## Aufgabe
Gib aus dem Gründungsmanifest die Stelle wörtlich wieder, die mit „Die Arten und“ anfängt und sich bis einschließlich „dabei zu verraten.“ fortsetzt.

═════ Text

Gründungsmanifest

Wir sind ein Kollektiv an Menschen, die sich gefunden haben, um ihrem Ärger Worte zu verleihen und die dargelegten Umstände laut anzuklagen.

Uns verbindet der Wille unsere Kämpfe zu vereinen und uns gemeinschaftlich und solidarisch zu positionieren. rage page ist der gelebte und gemeinsame Ausdruck und die Verbindung unseres vielfältigen Aktivismus und Widerstands. Es ist ein Ort an dem wir unsere Wut, Verzweiflung und Kritik über das System niederschreiben, das uns, unsere Körper und Emotionen unterdrückt, ausbeutet und zerstört.

Die Arten und Weisen wie wir dies tun sind vielfältig: emotional, mal leise und sanft, mal laut und empört, mal in Erzählungen, Erfahrungsberichten oder Gedichten, mal in Streitschriften und rage-Kommentaren, in Worten und Bildern. Wir nehmen uns den Raum, der uns verweigert wird – immer und überall. Umgestalten heißt für uns also Gegenöffentlichkeit schaffen. Wir wollen uns nicht integrieren, denn unsere Ideen können nicht integriert werden, ohne uns selbst dabei zu verraten.

Unser Kollektiv ist in Marburg verortet und deshalb wollen wir das Leben in der Stadt aktiv mitbestimmen. Wir beobachten aufmerksam, wie sich konservative und rechte Strukturen verbünden, wie z.B. die Verbindung des Bürger*innenmeister*innenkandidaten der Marburger CDU in die Marburger Burschenschaftsszene1 zeigt. Die große Burschenschaftsszene und die zahlreichen Student(*inn)enverbindungen zeigen deutlich, bei wie vielen Menschen konservative bis rechte, antisemitische und antifeministische Ideen verbreitet sind. Die bekannten Nazi-Burschenschaften sind dabei die Spitze des Ganzen. Eine klare Positionierung und/oder konsequente Handlungen z.B. seitens der Universität lassen dabei weiterhin auf sich warten. Außerdem beobachten wir, wie auch in Marburg regelmäßig Coronaleugner*innen und die extreme Rechte zusammen gegen Maßnahmen protestieren. Darauf reagieren immer noch zu wenige. Rechte Ideen und Ideologien werden so weiterhin schleichend und doch so offensichtlich in den gesellschaftlichen Diskurs übernommen. Zusätzlich zu den öffentlichen Protesten ist die organisierte Rechte in Marburg nach wie vor auch anders tätig. So wurde das Mahnmal für die neun Opfer des rassistischen Anschlags vom 19. Februar 2020 in Hanau, das am Jahrestag des Anschlags auf dem Friedrichsplatz aufgestellt wurde, zum wiederholten Mal angegriffen und zerstört. Dass diese Angriffe auf ein Denkmal passieren, das an Menschen erinnert, die von Rechten ermordet wurden, ist doppelt rechter Terror. Die Stadt verurteilt zwar die Angriffe, erkennt das Denkmal aber nach wie vor nicht an. Die Passivität der liberalen Stadtgesellschaft, die Verbreitung rechter Gedanken, Diskursverschiebungen sowie Beziehungen zwischen Konservativen und Rechten können und müssen im Lokalen sichtbar gemacht werden, haben sie doch offensichtlich Struktur. Für uns ist klar: Feminismus heißt Antirassismus!

══════════
═════ Datenzeilen

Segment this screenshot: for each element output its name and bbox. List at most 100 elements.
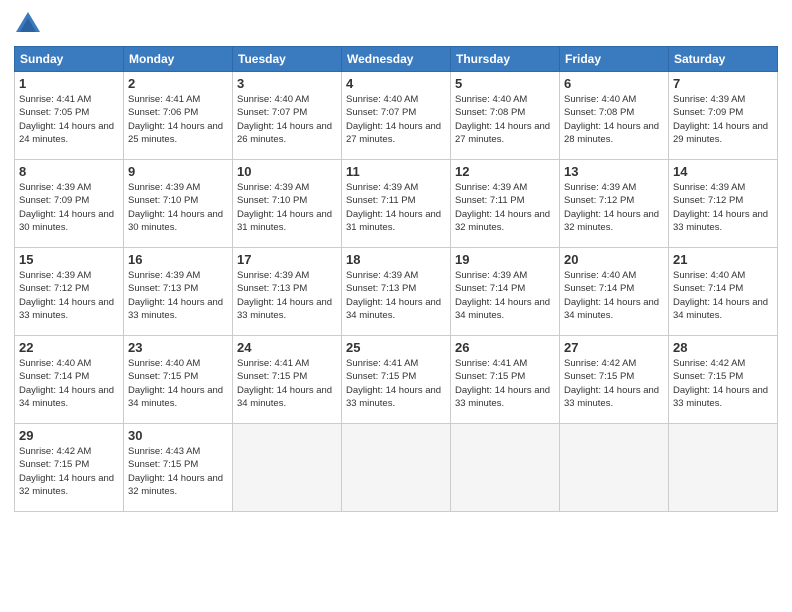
day-number: 20 [564, 252, 664, 267]
day-cell-16: 16 Sunrise: 4:39 AMSunset: 7:13 PMDayligh… [124, 248, 233, 336]
page: Sunday Monday Tuesday Wednesday Thursday… [0, 0, 792, 612]
day-info: Sunrise: 4:39 AMSunset: 7:13 PMDaylight:… [237, 270, 332, 321]
logo-icon [14, 10, 42, 38]
day-cell-10: 10 Sunrise: 4:39 AMSunset: 7:10 PMDayligh… [233, 160, 342, 248]
day-info: Sunrise: 4:42 AMSunset: 7:15 PMDaylight:… [19, 446, 114, 497]
week-row-5: 29 Sunrise: 4:42 AMSunset: 7:15 PMDayligh… [15, 424, 778, 512]
day-number: 12 [455, 164, 555, 179]
day-cell-8: 8 Sunrise: 4:39 AMSunset: 7:09 PMDaylight… [15, 160, 124, 248]
day-cell-28: 28Sunrise: 4:42 AMSunset: 7:15 PMDayligh… [669, 336, 778, 424]
day-cell-21: 21 Sunrise: 4:40 AMSunset: 7:14 PMDayligh… [669, 248, 778, 336]
day-cell-18: 18 Sunrise: 4:39 AMSunset: 7:13 PMDayligh… [342, 248, 451, 336]
header-wednesday: Wednesday [342, 47, 451, 72]
day-cell-4: 4 Sunrise: 4:40 AMSunset: 7:07 PMDaylight… [342, 72, 451, 160]
day-number: 4 [346, 76, 446, 91]
day-info: Sunrise: 4:40 AMSunset: 7:07 PMDaylight:… [237, 94, 332, 145]
day-info: Sunrise: 4:40 AMSunset: 7:14 PMDaylight:… [564, 270, 659, 321]
day-info: Sunrise: 4:41 AMSunset: 7:15 PMDaylight:… [455, 358, 550, 409]
day-number: 30 [128, 428, 228, 443]
day-cell-20: 20 Sunrise: 4:40 AMSunset: 7:14 PMDayligh… [560, 248, 669, 336]
day-info: Sunrise: 4:40 AMSunset: 7:08 PMDaylight:… [455, 94, 550, 145]
day-cell-27: 27Sunrise: 4:42 AMSunset: 7:15 PMDayligh… [560, 336, 669, 424]
day-cell-12: 12 Sunrise: 4:39 AMSunset: 7:11 PMDayligh… [451, 160, 560, 248]
day-info: Sunrise: 4:41 AMSunset: 7:05 PMDaylight:… [19, 94, 114, 145]
day-number: 24 [237, 340, 337, 355]
day-number: 27 [564, 340, 664, 355]
day-info: Sunrise: 4:40 AMSunset: 7:07 PMDaylight:… [346, 94, 441, 145]
day-number: 5 [455, 76, 555, 91]
day-number: 25 [346, 340, 446, 355]
day-number: 10 [237, 164, 337, 179]
week-row-4: 22Sunrise: 4:40 AMSunset: 7:14 PMDayligh… [15, 336, 778, 424]
logo [14, 10, 46, 38]
day-number: 26 [455, 340, 555, 355]
day-cell-6: 6 Sunrise: 4:40 AMSunset: 7:08 PMDaylight… [560, 72, 669, 160]
day-number: 14 [673, 164, 773, 179]
empty-cell [451, 424, 560, 512]
day-number: 9 [128, 164, 228, 179]
day-info: Sunrise: 4:39 AMSunset: 7:14 PMDaylight:… [455, 270, 550, 321]
day-number: 15 [19, 252, 119, 267]
week-row-1: 1 Sunrise: 4:41 AMSunset: 7:05 PMDaylight… [15, 72, 778, 160]
day-cell-30: 30 Sunrise: 4:43 AMSunset: 7:15 PMDayligh… [124, 424, 233, 512]
day-number: 19 [455, 252, 555, 267]
day-info: Sunrise: 4:39 AMSunset: 7:12 PMDaylight:… [19, 270, 114, 321]
day-info: Sunrise: 4:39 AMSunset: 7:11 PMDaylight:… [455, 182, 550, 233]
day-cell-22: 22Sunrise: 4:40 AMSunset: 7:14 PMDayligh… [15, 336, 124, 424]
day-number: 17 [237, 252, 337, 267]
day-info: Sunrise: 4:39 AMSunset: 7:09 PMDaylight:… [19, 182, 114, 233]
day-info: Sunrise: 4:43 AMSunset: 7:15 PMDaylight:… [128, 446, 223, 497]
day-cell-29: 29 Sunrise: 4:42 AMSunset: 7:15 PMDayligh… [15, 424, 124, 512]
day-number: 7 [673, 76, 773, 91]
empty-cell [342, 424, 451, 512]
weekday-header-row: Sunday Monday Tuesday Wednesday Thursday… [15, 47, 778, 72]
day-info: Sunrise: 4:40 AMSunset: 7:08 PMDaylight:… [564, 94, 659, 145]
day-info: Sunrise: 4:39 AMSunset: 7:13 PMDaylight:… [346, 270, 441, 321]
day-cell-3: 3Sunrise: 4:40 AMSunset: 7:07 PMDaylight… [233, 72, 342, 160]
calendar: Sunday Monday Tuesday Wednesday Thursday… [14, 46, 778, 512]
day-number: 28 [673, 340, 773, 355]
header-sunday: Sunday [15, 47, 124, 72]
day-cell-7: 7Sunrise: 4:39 AMSunset: 7:09 PMDaylight… [669, 72, 778, 160]
day-cell-14: 14 Sunrise: 4:39 AMSunset: 7:12 PMDayligh… [669, 160, 778, 248]
day-info: Sunrise: 4:41 AMSunset: 7:15 PMDaylight:… [237, 358, 332, 409]
day-cell-17: 17 Sunrise: 4:39 AMSunset: 7:13 PMDayligh… [233, 248, 342, 336]
day-number: 21 [673, 252, 773, 267]
day-cell-26: 26 Sunrise: 4:41 AMSunset: 7:15 PMDayligh… [451, 336, 560, 424]
header-monday: Monday [124, 47, 233, 72]
day-number: 16 [128, 252, 228, 267]
week-row-3: 15 Sunrise: 4:39 AMSunset: 7:12 PMDayligh… [15, 248, 778, 336]
day-info: Sunrise: 4:39 AMSunset: 7:12 PMDaylight:… [564, 182, 659, 233]
day-number: 13 [564, 164, 664, 179]
header [14, 10, 778, 38]
header-saturday: Saturday [669, 47, 778, 72]
day-cell-25: 25 Sunrise: 4:41 AMSunset: 7:15 PMDayligh… [342, 336, 451, 424]
day-cell-11: 11 Sunrise: 4:39 AMSunset: 7:11 PMDayligh… [342, 160, 451, 248]
header-tuesday: Tuesday [233, 47, 342, 72]
day-number: 11 [346, 164, 446, 179]
week-row-2: 8 Sunrise: 4:39 AMSunset: 7:09 PMDaylight… [15, 160, 778, 248]
day-number: 6 [564, 76, 664, 91]
day-info: Sunrise: 4:40 AMSunset: 7:14 PMDaylight:… [673, 270, 768, 321]
day-info: Sunrise: 4:39 AMSunset: 7:12 PMDaylight:… [673, 182, 768, 233]
day-info: Sunrise: 4:39 AMSunset: 7:10 PMDaylight:… [128, 182, 223, 233]
day-number: 2 [128, 76, 228, 91]
day-number: 18 [346, 252, 446, 267]
day-info: Sunrise: 4:41 AMSunset: 7:15 PMDaylight:… [346, 358, 441, 409]
day-info: Sunrise: 4:39 AMSunset: 7:10 PMDaylight:… [237, 182, 332, 233]
day-number: 29 [19, 428, 119, 443]
empty-cell [560, 424, 669, 512]
day-cell-2: 2Sunrise: 4:41 AMSunset: 7:06 PMDaylight… [124, 72, 233, 160]
day-cell-9: 9 Sunrise: 4:39 AMSunset: 7:10 PMDaylight… [124, 160, 233, 248]
day-number: 8 [19, 164, 119, 179]
header-thursday: Thursday [451, 47, 560, 72]
day-cell-23: 23Sunrise: 4:40 AMSunset: 7:15 PMDayligh… [124, 336, 233, 424]
day-info: Sunrise: 4:39 AMSunset: 7:13 PMDaylight:… [128, 270, 223, 321]
day-cell-13: 13 Sunrise: 4:39 AMSunset: 7:12 PMDayligh… [560, 160, 669, 248]
day-number: 1 [19, 76, 119, 91]
day-info: Sunrise: 4:40 AMSunset: 7:15 PMDaylight:… [128, 358, 223, 409]
empty-cell [669, 424, 778, 512]
day-cell-5: 5 Sunrise: 4:40 AMSunset: 7:08 PMDaylight… [451, 72, 560, 160]
day-cell-15: 15 Sunrise: 4:39 AMSunset: 7:12 PMDayligh… [15, 248, 124, 336]
day-info: Sunrise: 4:39 AMSunset: 7:11 PMDaylight:… [346, 182, 441, 233]
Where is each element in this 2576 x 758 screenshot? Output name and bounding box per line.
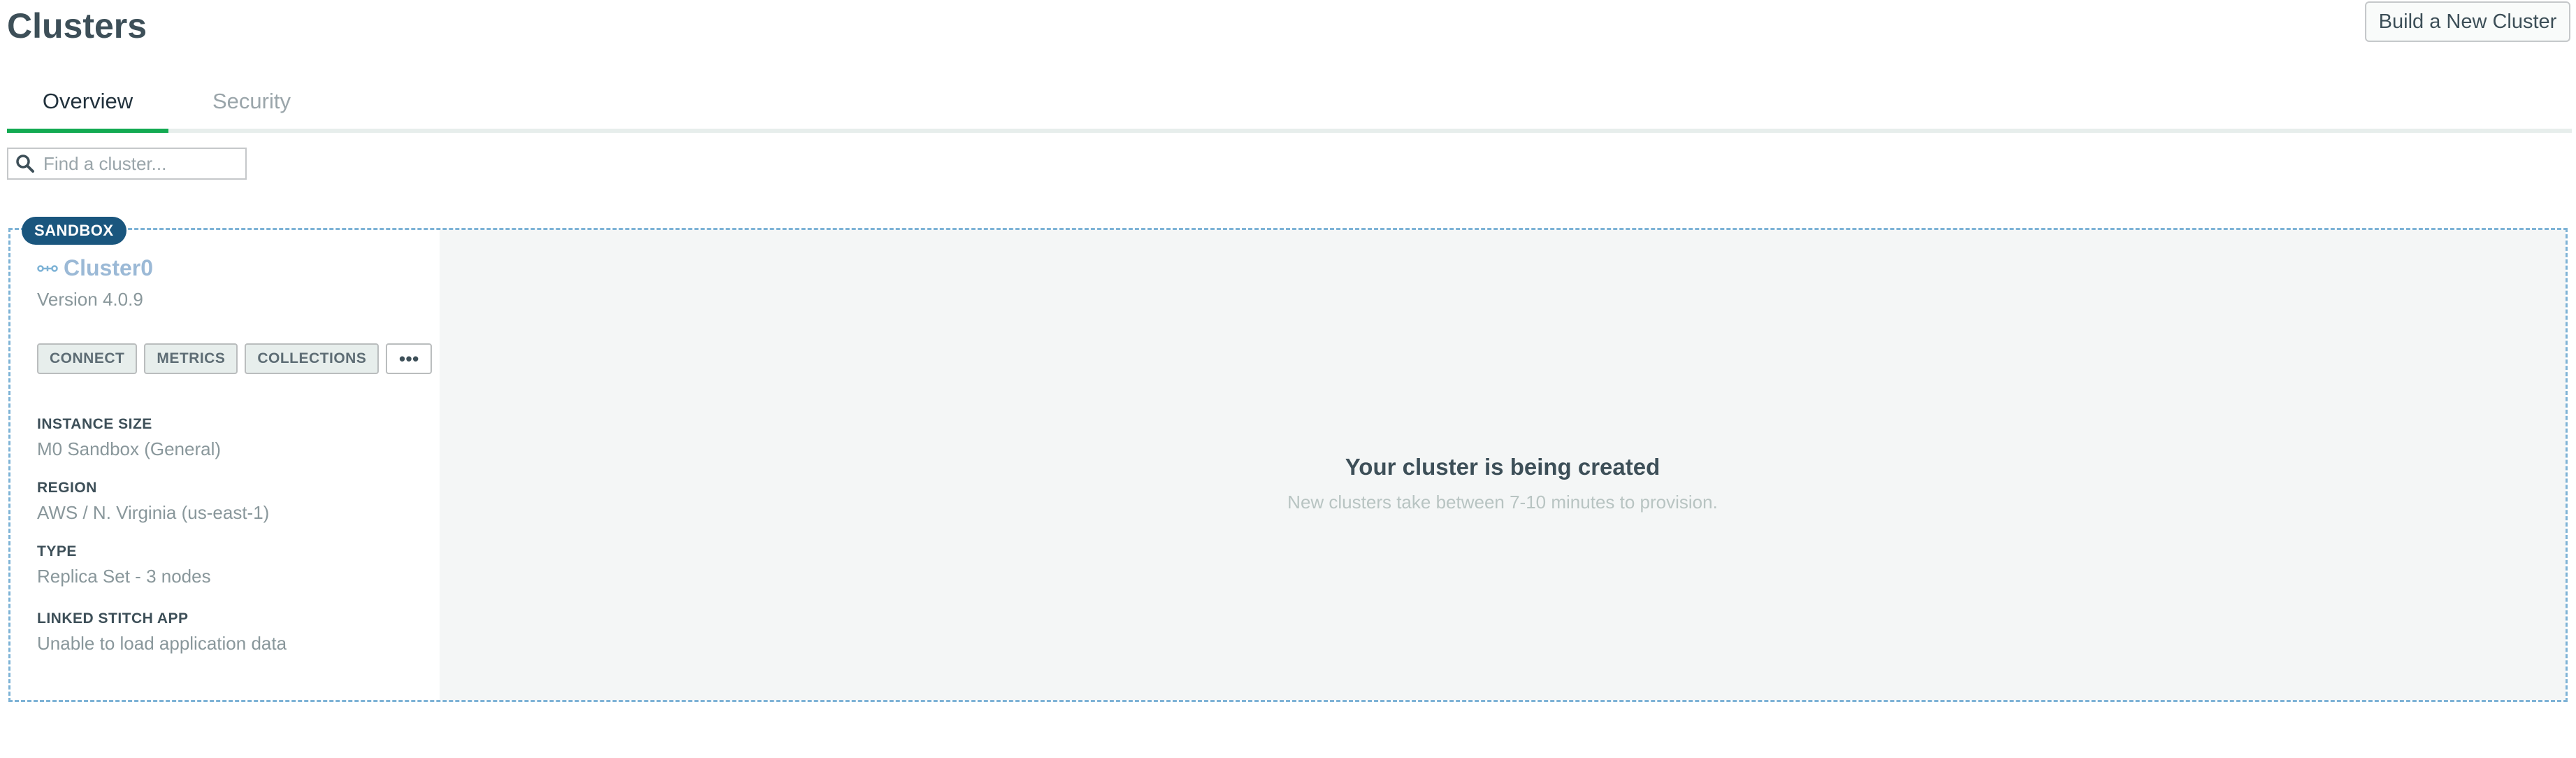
linked-stitch-app-value: Unable to load application data [37, 633, 287, 654]
cluster-status-panel: Your cluster is being created New cluste… [440, 230, 2566, 700]
tab-bar: Overview Security [7, 74, 2572, 133]
region-label: REGION [37, 480, 97, 496]
cluster-name-row: Cluster0 [37, 255, 153, 281]
more-options-button[interactable]: ••• [386, 343, 433, 374]
cluster-icon [37, 262, 58, 276]
page-title: Clusters [7, 6, 147, 45]
instance-size-value: M0 Sandbox (General) [37, 438, 222, 459]
tab-overview[interactable]: Overview [7, 74, 168, 133]
type-label: TYPE [37, 543, 77, 559]
tab-security[interactable]: Security [189, 74, 314, 129]
cluster-card: Cluster0 Version 4.0.9 CONNECT METRICS C… [8, 228, 2568, 702]
type-value: Replica Set - 3 nodes [37, 566, 211, 587]
search-box [7, 148, 247, 180]
build-new-cluster-button[interactable]: Build a New Cluster [2365, 1, 2570, 42]
instance-size-label: INSTANCE SIZE [37, 416, 152, 432]
cluster-name-link[interactable]: Cluster0 [64, 255, 153, 281]
connect-button[interactable]: CONNECT [37, 343, 138, 374]
search-icon [11, 150, 39, 178]
region-value: AWS / N. Virginia (us-east-1) [37, 502, 270, 523]
collections-button[interactable]: COLLECTIONS [245, 343, 379, 374]
cluster-actions: CONNECT METRICS COLLECTIONS ••• [37, 343, 433, 374]
status-title: Your cluster is being created [1345, 454, 1660, 480]
cluster-details-panel: Cluster0 Version 4.0.9 CONNECT METRICS C… [10, 230, 440, 700]
linked-stitch-app-label: LINKED STITCH APP [37, 610, 189, 627]
cluster-version: Version 4.0.9 [37, 289, 143, 310]
metrics-button[interactable]: METRICS [144, 343, 238, 374]
search-input[interactable] [39, 152, 239, 175]
status-subtitle: New clusters take between 7-10 minutes t… [1287, 492, 1718, 513]
sandbox-badge: SANDBOX [22, 217, 126, 245]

══════════

## Antwort
Die Arten und Weisen wie wir dies tun sind vielfältig: emotional, mal leise und sanft, mal laut und empört, mal in Erzählungen, Erfahrungsberichten oder Gedichten, mal in Streitschriften und rage-Kommentaren, in Worten und Bildern. Wir nehmen uns den Raum, der uns verweigert wird – immer und überall. Umgestalten heißt für uns also Gegenöffentlichkeit schaffen. Wir wollen uns nicht integrieren, denn unsere Ideen können nicht integriert werden, ohne uns selbst dabei zu verraten.